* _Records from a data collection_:
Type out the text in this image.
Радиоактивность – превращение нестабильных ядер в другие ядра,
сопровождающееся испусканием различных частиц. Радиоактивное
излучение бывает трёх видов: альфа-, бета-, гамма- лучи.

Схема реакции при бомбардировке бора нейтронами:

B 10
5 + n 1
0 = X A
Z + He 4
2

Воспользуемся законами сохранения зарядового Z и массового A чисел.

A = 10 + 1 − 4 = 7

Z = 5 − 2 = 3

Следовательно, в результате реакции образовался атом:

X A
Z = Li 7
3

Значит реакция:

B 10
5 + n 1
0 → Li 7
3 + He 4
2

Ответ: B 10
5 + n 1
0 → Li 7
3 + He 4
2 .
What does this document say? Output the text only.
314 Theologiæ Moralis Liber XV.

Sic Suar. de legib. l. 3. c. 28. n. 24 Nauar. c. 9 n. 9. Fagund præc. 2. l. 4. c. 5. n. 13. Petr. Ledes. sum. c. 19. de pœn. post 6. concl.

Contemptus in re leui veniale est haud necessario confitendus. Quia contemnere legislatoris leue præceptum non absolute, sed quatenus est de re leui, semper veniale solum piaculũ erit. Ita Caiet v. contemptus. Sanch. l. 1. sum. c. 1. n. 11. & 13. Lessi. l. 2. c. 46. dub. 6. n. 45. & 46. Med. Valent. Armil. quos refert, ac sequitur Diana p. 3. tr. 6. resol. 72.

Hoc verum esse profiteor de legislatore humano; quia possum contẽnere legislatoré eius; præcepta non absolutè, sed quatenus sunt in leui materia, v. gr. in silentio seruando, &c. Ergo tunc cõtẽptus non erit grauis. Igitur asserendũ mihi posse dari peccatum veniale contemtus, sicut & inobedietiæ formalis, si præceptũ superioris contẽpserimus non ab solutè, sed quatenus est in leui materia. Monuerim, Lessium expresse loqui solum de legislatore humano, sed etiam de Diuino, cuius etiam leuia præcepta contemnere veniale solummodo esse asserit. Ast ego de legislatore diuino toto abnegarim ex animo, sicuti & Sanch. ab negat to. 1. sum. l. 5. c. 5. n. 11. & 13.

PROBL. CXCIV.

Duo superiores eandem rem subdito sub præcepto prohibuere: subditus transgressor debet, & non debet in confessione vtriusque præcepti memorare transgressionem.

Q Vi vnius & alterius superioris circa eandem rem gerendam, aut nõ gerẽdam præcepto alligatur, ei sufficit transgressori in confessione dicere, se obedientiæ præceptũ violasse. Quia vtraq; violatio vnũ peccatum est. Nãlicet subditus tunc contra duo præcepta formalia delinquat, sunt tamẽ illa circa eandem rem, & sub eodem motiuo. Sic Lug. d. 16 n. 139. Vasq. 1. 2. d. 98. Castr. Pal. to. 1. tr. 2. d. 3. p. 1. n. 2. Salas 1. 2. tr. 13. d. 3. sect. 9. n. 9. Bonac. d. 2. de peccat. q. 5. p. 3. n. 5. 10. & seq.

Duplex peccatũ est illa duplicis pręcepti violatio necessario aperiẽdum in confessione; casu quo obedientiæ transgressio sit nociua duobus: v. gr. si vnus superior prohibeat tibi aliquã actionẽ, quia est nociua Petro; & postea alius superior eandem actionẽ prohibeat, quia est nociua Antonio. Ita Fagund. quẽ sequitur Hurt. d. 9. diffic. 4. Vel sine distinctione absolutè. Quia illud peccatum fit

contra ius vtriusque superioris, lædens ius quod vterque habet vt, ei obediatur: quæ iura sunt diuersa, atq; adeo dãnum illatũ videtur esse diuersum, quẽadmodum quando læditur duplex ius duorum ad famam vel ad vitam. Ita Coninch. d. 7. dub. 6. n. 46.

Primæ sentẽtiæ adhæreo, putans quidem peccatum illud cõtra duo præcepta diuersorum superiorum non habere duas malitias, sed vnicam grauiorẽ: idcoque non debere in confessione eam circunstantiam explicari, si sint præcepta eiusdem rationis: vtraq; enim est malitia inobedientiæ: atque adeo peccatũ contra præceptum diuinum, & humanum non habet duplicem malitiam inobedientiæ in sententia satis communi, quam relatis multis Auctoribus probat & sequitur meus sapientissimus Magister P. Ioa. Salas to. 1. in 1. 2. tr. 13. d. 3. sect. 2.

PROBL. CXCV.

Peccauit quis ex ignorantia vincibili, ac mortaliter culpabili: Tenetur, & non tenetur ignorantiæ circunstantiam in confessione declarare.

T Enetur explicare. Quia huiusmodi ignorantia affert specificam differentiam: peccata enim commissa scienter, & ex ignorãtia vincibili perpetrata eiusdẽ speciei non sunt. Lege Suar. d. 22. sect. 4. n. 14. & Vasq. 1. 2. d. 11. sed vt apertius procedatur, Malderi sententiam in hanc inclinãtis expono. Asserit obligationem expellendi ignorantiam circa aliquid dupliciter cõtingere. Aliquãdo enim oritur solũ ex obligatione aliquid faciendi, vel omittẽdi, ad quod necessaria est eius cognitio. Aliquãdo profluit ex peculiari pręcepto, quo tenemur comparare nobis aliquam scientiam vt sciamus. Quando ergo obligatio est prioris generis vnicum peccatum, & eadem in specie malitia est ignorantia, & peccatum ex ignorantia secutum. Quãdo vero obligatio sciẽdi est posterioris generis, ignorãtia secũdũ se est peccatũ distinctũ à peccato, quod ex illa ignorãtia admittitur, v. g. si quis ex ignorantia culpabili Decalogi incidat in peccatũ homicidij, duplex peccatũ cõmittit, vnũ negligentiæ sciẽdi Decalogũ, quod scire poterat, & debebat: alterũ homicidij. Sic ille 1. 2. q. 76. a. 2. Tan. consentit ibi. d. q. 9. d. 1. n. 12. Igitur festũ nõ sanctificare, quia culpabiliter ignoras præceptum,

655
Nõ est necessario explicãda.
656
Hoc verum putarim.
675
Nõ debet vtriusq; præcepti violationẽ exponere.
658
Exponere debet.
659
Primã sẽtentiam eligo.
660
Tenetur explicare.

* _GOAL_:
Among the entries, how many lines include the word "Tenetur"? Answer with a single number and nothing further.

* _CORRECT ANSWER_:
2